:: WORK TO BE COMPLETED ::
Some lines in the listing below may include the string "Keller". How many are there? Give only the number.

^^^^^^^^

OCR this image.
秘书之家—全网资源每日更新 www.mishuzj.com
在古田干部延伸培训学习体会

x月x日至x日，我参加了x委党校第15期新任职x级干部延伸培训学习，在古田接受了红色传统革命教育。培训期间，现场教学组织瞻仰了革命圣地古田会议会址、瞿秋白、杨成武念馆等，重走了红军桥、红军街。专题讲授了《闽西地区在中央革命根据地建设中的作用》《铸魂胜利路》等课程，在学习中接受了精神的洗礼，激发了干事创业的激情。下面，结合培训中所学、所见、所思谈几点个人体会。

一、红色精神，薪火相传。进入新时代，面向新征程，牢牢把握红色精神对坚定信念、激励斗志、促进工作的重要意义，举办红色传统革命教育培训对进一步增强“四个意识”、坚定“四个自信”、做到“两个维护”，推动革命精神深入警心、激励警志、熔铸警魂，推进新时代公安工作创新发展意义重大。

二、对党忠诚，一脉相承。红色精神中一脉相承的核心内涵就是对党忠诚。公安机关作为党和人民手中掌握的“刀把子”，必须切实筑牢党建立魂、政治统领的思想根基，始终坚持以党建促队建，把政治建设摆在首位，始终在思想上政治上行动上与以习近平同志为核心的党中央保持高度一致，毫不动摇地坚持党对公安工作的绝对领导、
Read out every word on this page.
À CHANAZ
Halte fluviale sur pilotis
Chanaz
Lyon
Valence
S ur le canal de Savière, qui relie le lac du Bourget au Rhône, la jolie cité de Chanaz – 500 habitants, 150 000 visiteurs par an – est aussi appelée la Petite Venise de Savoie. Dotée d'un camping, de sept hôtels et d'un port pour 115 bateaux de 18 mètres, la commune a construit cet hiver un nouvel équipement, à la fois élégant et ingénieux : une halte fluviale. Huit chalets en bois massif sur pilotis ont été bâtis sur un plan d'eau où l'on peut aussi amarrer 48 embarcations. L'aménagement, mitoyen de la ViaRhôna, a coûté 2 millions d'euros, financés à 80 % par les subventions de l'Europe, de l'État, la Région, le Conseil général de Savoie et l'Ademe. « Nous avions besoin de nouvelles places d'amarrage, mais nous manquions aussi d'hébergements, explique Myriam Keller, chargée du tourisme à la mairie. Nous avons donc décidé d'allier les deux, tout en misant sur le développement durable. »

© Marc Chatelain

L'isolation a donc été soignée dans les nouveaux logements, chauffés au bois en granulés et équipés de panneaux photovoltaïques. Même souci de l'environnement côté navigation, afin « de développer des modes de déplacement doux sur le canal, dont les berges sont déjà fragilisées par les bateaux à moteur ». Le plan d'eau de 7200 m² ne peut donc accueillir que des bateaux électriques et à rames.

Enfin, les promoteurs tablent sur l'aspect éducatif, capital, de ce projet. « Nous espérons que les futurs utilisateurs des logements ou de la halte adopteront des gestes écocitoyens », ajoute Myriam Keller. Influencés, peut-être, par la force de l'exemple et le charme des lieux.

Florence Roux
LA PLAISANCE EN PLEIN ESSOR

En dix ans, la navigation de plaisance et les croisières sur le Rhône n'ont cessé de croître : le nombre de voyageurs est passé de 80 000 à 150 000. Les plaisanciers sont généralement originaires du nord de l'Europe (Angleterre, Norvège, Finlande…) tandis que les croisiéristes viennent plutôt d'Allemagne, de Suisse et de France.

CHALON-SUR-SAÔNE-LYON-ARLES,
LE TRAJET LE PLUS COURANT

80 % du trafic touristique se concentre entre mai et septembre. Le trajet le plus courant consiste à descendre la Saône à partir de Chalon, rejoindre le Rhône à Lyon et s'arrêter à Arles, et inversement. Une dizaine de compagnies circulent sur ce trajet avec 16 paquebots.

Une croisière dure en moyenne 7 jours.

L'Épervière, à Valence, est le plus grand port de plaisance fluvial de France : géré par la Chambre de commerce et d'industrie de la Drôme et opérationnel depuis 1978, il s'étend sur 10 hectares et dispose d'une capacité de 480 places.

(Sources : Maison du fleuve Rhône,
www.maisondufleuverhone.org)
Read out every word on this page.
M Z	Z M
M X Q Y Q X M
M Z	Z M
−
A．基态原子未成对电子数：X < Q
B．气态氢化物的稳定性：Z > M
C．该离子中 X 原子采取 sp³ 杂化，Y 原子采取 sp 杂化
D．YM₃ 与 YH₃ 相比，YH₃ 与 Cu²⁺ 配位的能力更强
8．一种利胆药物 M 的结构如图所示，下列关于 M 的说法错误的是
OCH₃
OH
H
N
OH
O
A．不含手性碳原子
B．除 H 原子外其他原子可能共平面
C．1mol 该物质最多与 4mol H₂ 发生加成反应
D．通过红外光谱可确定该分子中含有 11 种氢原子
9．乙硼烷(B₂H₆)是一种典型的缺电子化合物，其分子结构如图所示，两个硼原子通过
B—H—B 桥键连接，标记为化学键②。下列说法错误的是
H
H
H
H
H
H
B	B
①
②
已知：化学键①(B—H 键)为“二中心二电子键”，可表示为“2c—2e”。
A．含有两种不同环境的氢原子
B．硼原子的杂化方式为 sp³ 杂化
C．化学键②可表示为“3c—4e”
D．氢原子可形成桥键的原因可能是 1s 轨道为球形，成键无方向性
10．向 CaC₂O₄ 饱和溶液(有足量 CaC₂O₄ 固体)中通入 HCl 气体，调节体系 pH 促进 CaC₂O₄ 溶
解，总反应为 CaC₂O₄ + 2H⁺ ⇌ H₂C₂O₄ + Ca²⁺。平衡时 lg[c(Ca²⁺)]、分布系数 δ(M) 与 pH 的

^^^^^^^^

:: COMPLETED TASK ::
2